Data entries
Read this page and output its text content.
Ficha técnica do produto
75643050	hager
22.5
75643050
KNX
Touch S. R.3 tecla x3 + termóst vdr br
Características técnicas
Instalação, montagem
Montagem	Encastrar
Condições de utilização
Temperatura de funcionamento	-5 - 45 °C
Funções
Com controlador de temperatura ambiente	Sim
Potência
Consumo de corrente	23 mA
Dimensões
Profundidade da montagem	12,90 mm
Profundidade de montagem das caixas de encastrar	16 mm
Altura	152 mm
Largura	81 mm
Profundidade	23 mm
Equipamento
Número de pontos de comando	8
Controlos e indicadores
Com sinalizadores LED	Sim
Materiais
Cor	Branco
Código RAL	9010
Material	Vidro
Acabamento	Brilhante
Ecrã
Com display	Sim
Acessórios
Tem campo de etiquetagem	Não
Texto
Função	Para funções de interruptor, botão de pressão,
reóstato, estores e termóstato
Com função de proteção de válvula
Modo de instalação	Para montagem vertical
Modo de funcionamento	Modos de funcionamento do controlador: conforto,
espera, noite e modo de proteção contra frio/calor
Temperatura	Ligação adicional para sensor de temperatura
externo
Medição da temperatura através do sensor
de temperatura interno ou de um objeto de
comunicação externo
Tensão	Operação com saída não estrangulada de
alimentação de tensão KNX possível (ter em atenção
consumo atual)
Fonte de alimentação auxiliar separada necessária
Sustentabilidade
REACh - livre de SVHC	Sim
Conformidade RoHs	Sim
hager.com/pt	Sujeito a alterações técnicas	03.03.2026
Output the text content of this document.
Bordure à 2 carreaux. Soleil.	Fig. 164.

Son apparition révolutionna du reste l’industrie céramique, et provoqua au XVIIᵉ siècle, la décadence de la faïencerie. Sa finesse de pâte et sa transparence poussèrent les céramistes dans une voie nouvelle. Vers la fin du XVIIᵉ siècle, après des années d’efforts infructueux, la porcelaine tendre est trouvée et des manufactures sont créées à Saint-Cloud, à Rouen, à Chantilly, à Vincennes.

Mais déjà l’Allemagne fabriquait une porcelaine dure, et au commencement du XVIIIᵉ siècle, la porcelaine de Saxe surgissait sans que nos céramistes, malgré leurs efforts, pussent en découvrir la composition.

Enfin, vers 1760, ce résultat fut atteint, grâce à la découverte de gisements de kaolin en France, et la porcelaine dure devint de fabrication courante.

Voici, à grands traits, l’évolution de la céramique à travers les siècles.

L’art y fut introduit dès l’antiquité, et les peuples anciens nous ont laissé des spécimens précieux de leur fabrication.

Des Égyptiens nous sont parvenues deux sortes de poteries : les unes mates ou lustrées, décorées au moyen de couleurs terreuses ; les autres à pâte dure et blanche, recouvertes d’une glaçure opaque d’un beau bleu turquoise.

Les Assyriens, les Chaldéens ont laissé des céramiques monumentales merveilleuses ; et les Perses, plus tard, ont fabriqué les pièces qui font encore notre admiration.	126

SET EXERCISE:
From the preceding material, extract every line exactly.

OUTPUT OF THE TASK:
Read this page and output its text content.
Ficha técnica do produto
75643050	hager
22.5
75643050
KNX
Touch S. R.3 tecla x3 + termóst vdr br
Características técnicas
Instalação, montagem
Montagem	Encastrar
Condições de utilização
Temperatura de funcionamento	-5 - 45 °C
Funções
Com controlador de temperatura ambiente	Sim
Potência
Consumo de corrente	23 mA
Dimensões
Profundidade da montagem	12,90 mm
Profundidade de montagem das caixas de encastrar	16 mm
Altura	152 mm
Largura	81 mm
Profundidade	23 mm
Equipamento
Número de pontos de comando	8
Controlos e indicadores
Com sinalizadores LED	Sim
Materiais
Cor	Branco
Código RAL	9010
Material	Vidro
Acabamento	Brilhante
Ecrã
Com display	Sim
Acessórios
Tem campo de etiquetagem	Não
Texto
Função	Para funções de interruptor, botão de pressão,
reóstato, estores e termóstato
Com função de proteção de válvula
Modo de instalação	Para montagem vertical
Modo de funcionamento	Modos de funcionamento do controlador: conforto,
espera, noite e modo de proteção contra frio/calor
Temperatura	Ligação adicional para sensor de temperatura
externo
Medição da temperatura através do sensor
de temperatura interno ou de um objeto de
comunicação externo
Tensão	Operação com saída não estrangulada de
alimentação de tensão KNX possível (ter em atenção
consumo atual)
Fonte de alimentação auxiliar separada necessária
Sustentabilidade
REACh - livre de SVHC	Sim
Conformidade RoHs	Sim
hager.com/pt	Sujeito a alterações técnicas	03.03.2026
Output the text content of this document.
Bordure à 2 carreaux. Soleil.	Fig. 164.

Son apparition révolutionna du reste l’industrie céramique, et provoqua au XVIIᵉ siècle, la décadence de la faïencerie. Sa finesse de pâte et sa transparence poussèrent les céramistes dans une voie nouvelle. Vers la fin du XVIIᵉ siècle, après des années d’efforts infructueux, la porcelaine tendre est trouvée et des manufactures sont créées à Saint-Cloud, à Rouen, à Chantilly, à Vincennes.

Mais déjà l’Allemagne fabriquait une porcelaine dure, et au commencement du XVIIIᵉ siècle, la porcelaine de Saxe surgissait sans que nos céramistes, malgré leurs efforts, pussent en découvrir la composition.

Enfin, vers 1760, ce résultat fut atteint, grâce à la découverte de gisements de kaolin en France, et la porcelaine dure devint de fabrication courante.

Voici, à grands traits, l’évolution de la céramique à travers les siècles.

L’art y fut introduit dès l’antiquité, et les peuples anciens nous ont laissé des spécimens précieux de leur fabrication.

Des Égyptiens nous sont parvenues deux sortes de poteries : les unes mates ou lustrées, décorées au moyen de couleurs terreuses ; les autres à pâte dure et blanche, recouvertes d’une glaçure opaque d’un beau bleu turquoise.

Les Assyriens, les Chaldéens ont laissé des céramiques monumentales merveilleuses ; et les Perses, plus tard, ont fabriqué les pièces qui font encore notre admiration.	126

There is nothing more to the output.